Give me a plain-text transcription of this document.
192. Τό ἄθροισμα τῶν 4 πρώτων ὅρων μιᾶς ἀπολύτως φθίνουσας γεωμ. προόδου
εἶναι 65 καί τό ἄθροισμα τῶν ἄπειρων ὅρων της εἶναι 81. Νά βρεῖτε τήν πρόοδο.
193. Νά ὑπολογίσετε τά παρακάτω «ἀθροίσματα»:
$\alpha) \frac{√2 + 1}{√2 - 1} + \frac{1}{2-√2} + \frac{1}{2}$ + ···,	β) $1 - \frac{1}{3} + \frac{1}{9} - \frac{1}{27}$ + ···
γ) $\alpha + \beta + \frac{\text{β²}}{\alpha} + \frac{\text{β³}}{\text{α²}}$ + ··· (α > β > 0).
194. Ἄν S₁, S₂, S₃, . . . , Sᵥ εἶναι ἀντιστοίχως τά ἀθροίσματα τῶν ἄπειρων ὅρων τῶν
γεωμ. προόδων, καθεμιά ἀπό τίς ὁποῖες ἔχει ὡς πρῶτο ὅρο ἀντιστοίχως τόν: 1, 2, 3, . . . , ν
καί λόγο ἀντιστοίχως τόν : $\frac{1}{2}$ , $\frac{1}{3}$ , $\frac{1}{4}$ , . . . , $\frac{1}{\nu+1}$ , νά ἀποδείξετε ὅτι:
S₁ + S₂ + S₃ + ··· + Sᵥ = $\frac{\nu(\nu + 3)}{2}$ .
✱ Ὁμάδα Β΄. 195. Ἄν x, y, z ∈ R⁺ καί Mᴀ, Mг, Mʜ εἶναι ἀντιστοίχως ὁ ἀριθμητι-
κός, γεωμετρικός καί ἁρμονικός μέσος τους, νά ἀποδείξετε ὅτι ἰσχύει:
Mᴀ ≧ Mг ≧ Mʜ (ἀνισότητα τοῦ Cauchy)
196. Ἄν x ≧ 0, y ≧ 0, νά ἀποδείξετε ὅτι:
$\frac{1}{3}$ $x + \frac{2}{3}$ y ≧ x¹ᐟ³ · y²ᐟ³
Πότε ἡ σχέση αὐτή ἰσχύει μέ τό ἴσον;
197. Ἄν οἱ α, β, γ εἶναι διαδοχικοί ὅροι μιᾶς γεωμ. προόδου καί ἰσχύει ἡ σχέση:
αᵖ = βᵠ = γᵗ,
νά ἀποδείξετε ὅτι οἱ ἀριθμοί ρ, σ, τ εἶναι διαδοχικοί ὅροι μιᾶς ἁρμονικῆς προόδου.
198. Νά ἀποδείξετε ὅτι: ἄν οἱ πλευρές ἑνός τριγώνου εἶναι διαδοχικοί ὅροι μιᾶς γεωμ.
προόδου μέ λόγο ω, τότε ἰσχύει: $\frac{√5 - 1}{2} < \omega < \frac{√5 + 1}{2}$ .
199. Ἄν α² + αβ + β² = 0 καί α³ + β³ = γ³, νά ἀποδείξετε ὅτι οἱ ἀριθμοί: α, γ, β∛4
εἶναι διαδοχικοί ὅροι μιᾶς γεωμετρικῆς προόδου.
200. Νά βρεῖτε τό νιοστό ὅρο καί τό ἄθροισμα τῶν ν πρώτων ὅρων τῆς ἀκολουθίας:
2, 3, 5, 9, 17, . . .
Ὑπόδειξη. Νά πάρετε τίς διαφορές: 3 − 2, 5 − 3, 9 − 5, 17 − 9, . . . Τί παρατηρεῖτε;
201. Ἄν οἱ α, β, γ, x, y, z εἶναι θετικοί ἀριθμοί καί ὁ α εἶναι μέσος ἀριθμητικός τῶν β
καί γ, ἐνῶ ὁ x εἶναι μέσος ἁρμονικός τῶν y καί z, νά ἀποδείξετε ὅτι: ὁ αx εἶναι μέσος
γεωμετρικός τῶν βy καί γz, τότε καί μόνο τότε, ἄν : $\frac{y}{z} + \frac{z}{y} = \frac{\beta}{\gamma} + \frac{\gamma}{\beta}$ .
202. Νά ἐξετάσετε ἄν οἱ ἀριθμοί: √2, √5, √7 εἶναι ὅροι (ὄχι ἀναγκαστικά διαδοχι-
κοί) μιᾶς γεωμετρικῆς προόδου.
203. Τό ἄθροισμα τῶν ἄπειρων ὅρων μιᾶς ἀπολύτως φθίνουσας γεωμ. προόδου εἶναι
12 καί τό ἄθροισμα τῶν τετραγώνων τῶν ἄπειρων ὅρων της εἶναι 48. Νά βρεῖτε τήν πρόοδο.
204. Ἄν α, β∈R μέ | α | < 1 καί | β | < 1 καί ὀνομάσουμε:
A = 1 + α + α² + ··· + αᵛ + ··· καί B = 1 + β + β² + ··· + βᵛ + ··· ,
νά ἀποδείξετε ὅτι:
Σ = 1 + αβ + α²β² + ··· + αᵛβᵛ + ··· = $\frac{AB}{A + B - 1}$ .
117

━━━━━━

Aim of the task:
Where a line in the material above holds "προόδου", copy that line.

Task output:
192. Τό ἄθροισμα τῶν 4 πρώτων ὅρων μιᾶς ἀπολύτως φθίνουσας γεωμ. προόδου
197. Ἄν οἱ α, β, γ εἶναι διαδοχικοί ὅροι μιᾶς γεωμ. προόδου καί ἰσχύει ἡ σχέση:
νά ἀποδείξετε ὅτι οἱ ἀριθμοί ρ, σ, τ εἶναι διαδοχικοί ὅροι μιᾶς ἁρμονικῆς προόδου.
προόδου μέ λόγο ω, τότε ἰσχύει: $\frac{√5 - 1}{2} < \omega < \frac{√5 + 1}{2}$ .
εἶναι διαδοχικοί ὅροι μιᾶς γεωμετρικῆς προόδου.
κοί) μιᾶς γεωμετρικῆς προόδου.
203. Τό ἄθροισμα τῶν ἄπειρων ὅρων μιᾶς ἀπολύτως φθίνουσας γεωμ. προόδου εἶναι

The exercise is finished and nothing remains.